%%
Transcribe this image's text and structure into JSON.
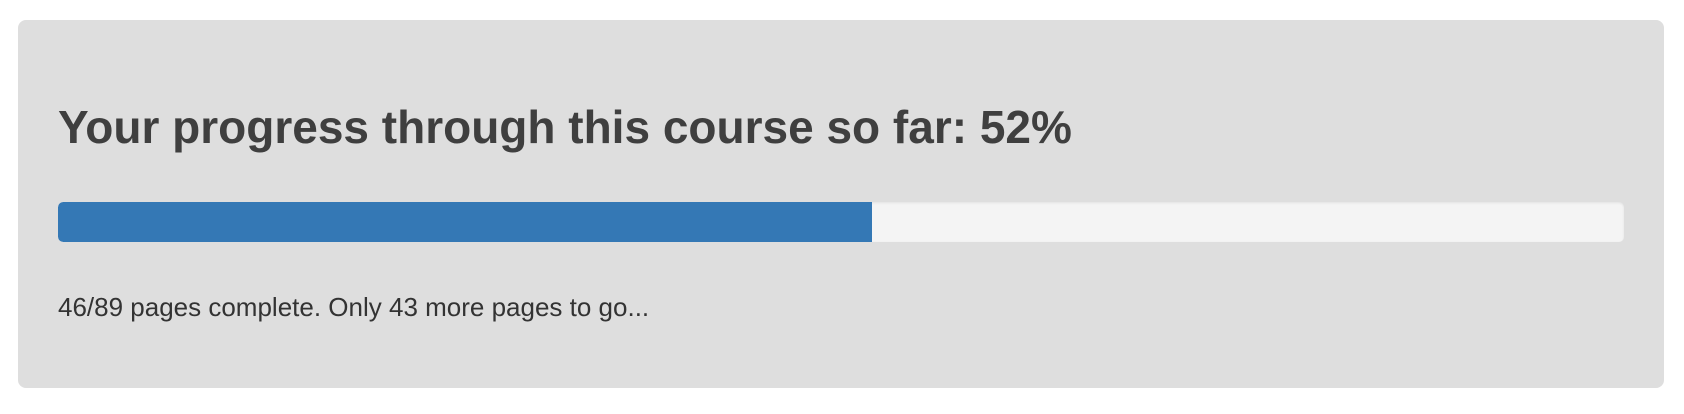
{
  "progress_panel": {
    "heading": "Your progress through this course so far: 52%",
    "progress_fraction": 0.52,
    "summary": "46/89 pages complete. Only 43 more pages to go...",
    "colors": {
      "panel_background": "#dedede",
      "track": "#f4f4f4",
      "fill": "#3478b5",
      "heading_text": "#3f3f3f",
      "summary_text": "#333333"
    }
  }
}
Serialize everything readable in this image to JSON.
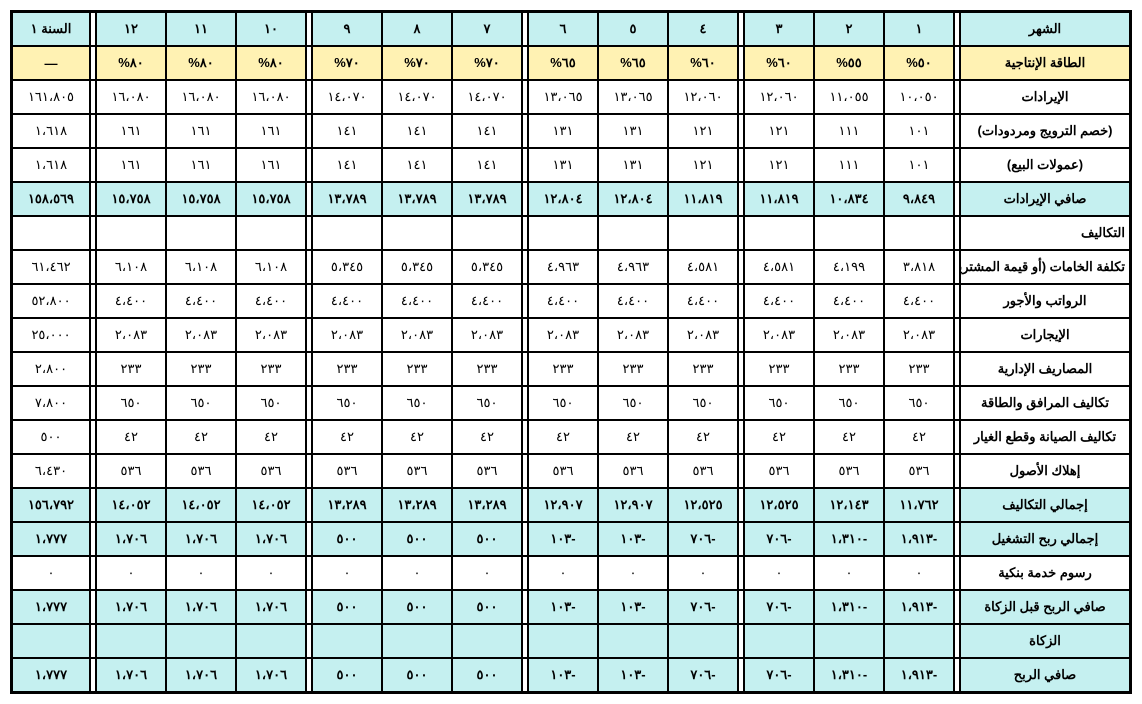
{
  "colors": {
    "header_bg": "#c5f0f0",
    "yellow_bg": "#fff2b3",
    "border": "#000000"
  },
  "header": {
    "month_label": "الشهر",
    "months": [
      "١",
      "٢",
      "٣",
      "٤",
      "٥",
      "٦",
      "٧",
      "٨",
      "٩",
      "١٠",
      "١١",
      "١٢"
    ],
    "year_label": "السنة ١"
  },
  "capacity": {
    "label": "الطاقة الإنتاجية",
    "values": [
      "٥٠%",
      "٥٥%",
      "٦٠%",
      "٦٠%",
      "٦٥%",
      "٦٥%",
      "٧٠%",
      "٧٠%",
      "٧٠%",
      "٨٠%",
      "٨٠%",
      "٨٠%"
    ],
    "year": "—"
  },
  "rows": [
    {
      "label": "الإيرادات",
      "v": [
        "١٠،٠٥٠",
        "١١،٠٥٥",
        "١٢،٠٦٠",
        "١٢،٠٦٠",
        "١٣،٠٦٥",
        "١٣،٠٦٥",
        "١٤،٠٧٠",
        "١٤،٠٧٠",
        "١٤،٠٧٠",
        "١٦،٠٨٠",
        "١٦،٠٨٠",
        "١٦،٠٨٠"
      ],
      "y": "١٦١،٨٠٥"
    },
    {
      "label": "(خصم الترويج ومردودات)",
      "v": [
        "١٠١",
        "١١١",
        "١٢١",
        "١٢١",
        "١٣١",
        "١٣١",
        "١٤١",
        "١٤١",
        "١٤١",
        "١٦١",
        "١٦١",
        "١٦١"
      ],
      "y": "١،٦١٨"
    },
    {
      "label": "(عمولات البيع)",
      "v": [
        "١٠١",
        "١١١",
        "١٢١",
        "١٢١",
        "١٣١",
        "١٣١",
        "١٤١",
        "١٤١",
        "١٤١",
        "١٦١",
        "١٦١",
        "١٦١"
      ],
      "y": "١،٦١٨"
    },
    {
      "label": "صافي الإيرادات",
      "hi": true,
      "v": [
        "٩،٨٤٩",
        "١٠،٨٣٤",
        "١١،٨١٩",
        "١١،٨١٩",
        "١٢،٨٠٤",
        "١٢،٨٠٤",
        "١٣،٧٨٩",
        "١٣،٧٨٩",
        "١٣،٧٨٩",
        "١٥،٧٥٨",
        "١٥،٧٥٨",
        "١٥،٧٥٨"
      ],
      "y": "١٥٨،٥٦٩"
    },
    {
      "label": "التكاليف",
      "section": true,
      "v": [
        "",
        "",
        "",
        "",
        "",
        "",
        "",
        "",
        "",
        "",
        "",
        ""
      ],
      "y": ""
    },
    {
      "label": "تكلفة الخامات (أو قيمة المشتريات)",
      "v": [
        "٣،٨١٨",
        "٤،١٩٩",
        "٤،٥٨١",
        "٤،٥٨١",
        "٤،٩٦٣",
        "٤،٩٦٣",
        "٥،٣٤٥",
        "٥،٣٤٥",
        "٥،٣٤٥",
        "٦،١٠٨",
        "٦،١٠٨",
        "٦،١٠٨"
      ],
      "y": "٦١،٤٦٢"
    },
    {
      "label": "الرواتب والأجور",
      "v": [
        "٤،٤٠٠",
        "٤،٤٠٠",
        "٤،٤٠٠",
        "٤،٤٠٠",
        "٤،٤٠٠",
        "٤،٤٠٠",
        "٤،٤٠٠",
        "٤،٤٠٠",
        "٤،٤٠٠",
        "٤،٤٠٠",
        "٤،٤٠٠",
        "٤،٤٠٠"
      ],
      "y": "٥٢،٨٠٠"
    },
    {
      "label": "الإيجارات",
      "v": [
        "٢،٠٨٣",
        "٢،٠٨٣",
        "٢،٠٨٣",
        "٢،٠٨٣",
        "٢،٠٨٣",
        "٢،٠٨٣",
        "٢،٠٨٣",
        "٢،٠٨٣",
        "٢،٠٨٣",
        "٢،٠٨٣",
        "٢،٠٨٣",
        "٢،٠٨٣"
      ],
      "y": "٢٥،٠٠٠"
    },
    {
      "label": "المصاريف الإدارية",
      "v": [
        "٢٣٣",
        "٢٣٣",
        "٢٣٣",
        "٢٣٣",
        "٢٣٣",
        "٢٣٣",
        "٢٣٣",
        "٢٣٣",
        "٢٣٣",
        "٢٣٣",
        "٢٣٣",
        "٢٣٣"
      ],
      "y": "٢،٨٠٠"
    },
    {
      "label": "تكاليف المرافق والطاقة",
      "v": [
        "٦٥٠",
        "٦٥٠",
        "٦٥٠",
        "٦٥٠",
        "٦٥٠",
        "٦٥٠",
        "٦٥٠",
        "٦٥٠",
        "٦٥٠",
        "٦٥٠",
        "٦٥٠",
        "٦٥٠"
      ],
      "y": "٧،٨٠٠"
    },
    {
      "label": "تكاليف الصيانة وقطع الغيار",
      "v": [
        "٤٢",
        "٤٢",
        "٤٢",
        "٤٢",
        "٤٢",
        "٤٢",
        "٤٢",
        "٤٢",
        "٤٢",
        "٤٢",
        "٤٢",
        "٤٢"
      ],
      "y": "٥٠٠"
    },
    {
      "label": "إهلاك الأصول",
      "v": [
        "٥٣٦",
        "٥٣٦",
        "٥٣٦",
        "٥٣٦",
        "٥٣٦",
        "٥٣٦",
        "٥٣٦",
        "٥٣٦",
        "٥٣٦",
        "٥٣٦",
        "٥٣٦",
        "٥٣٦"
      ],
      "y": "٦،٤٣٠"
    },
    {
      "label": "إجمالي التكاليف",
      "hi": true,
      "v": [
        "١١،٧٦٢",
        "١٢،١٤٣",
        "١٢،٥٢٥",
        "١٢،٥٢٥",
        "١٢،٩٠٧",
        "١٢،٩٠٧",
        "١٣،٢٨٩",
        "١٣،٢٨٩",
        "١٣،٢٨٩",
        "١٤،٠٥٢",
        "١٤،٠٥٢",
        "١٤،٠٥٢"
      ],
      "y": "١٥٦،٧٩٢"
    },
    {
      "label": "إجمالي ربح التشغيل",
      "hi": true,
      "v": [
        "-١،٩١٣",
        "-١،٣١٠",
        "-٧٠٦",
        "-٧٠٦",
        "-١٠٣",
        "-١٠٣",
        "٥٠٠",
        "٥٠٠",
        "٥٠٠",
        "١،٧٠٦",
        "١،٧٠٦",
        "١،٧٠٦"
      ],
      "y": "١،٧٧٧"
    },
    {
      "label": "رسوم خدمة بنكية",
      "v": [
        "٠",
        "٠",
        "٠",
        "٠",
        "٠",
        "٠",
        "٠",
        "٠",
        "٠",
        "٠",
        "٠",
        "٠"
      ],
      "y": "٠"
    },
    {
      "label": "صافي الربح قبل الزكاة",
      "hi": true,
      "v": [
        "-١،٩١٣",
        "-١،٣١٠",
        "-٧٠٦",
        "-٧٠٦",
        "-١٠٣",
        "-١٠٣",
        "٥٠٠",
        "٥٠٠",
        "٥٠٠",
        "١،٧٠٦",
        "١،٧٠٦",
        "١،٧٠٦"
      ],
      "y": "١،٧٧٧"
    },
    {
      "label": "الزكاة",
      "hi": true,
      "v": [
        "",
        "",
        "",
        "",
        "",
        "",
        "",
        "",
        "",
        "",
        "",
        ""
      ],
      "y": ""
    },
    {
      "label": "صافي الربح",
      "hi": true,
      "v": [
        "-١،٩١٣",
        "-١،٣١٠",
        "-٧٠٦",
        "-٧٠٦",
        "-١٠٣",
        "-١٠٣",
        "٥٠٠",
        "٥٠٠",
        "٥٠٠",
        "١،٧٠٦",
        "١،٧٠٦",
        "١،٧٠٦"
      ],
      "y": "١،٧٧٧"
    }
  ]
}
%%
TASK TO COMPLETE: Determine how many lines in the listing above hold the string "صافي", then write only the number.

TASK OUTPUT: 3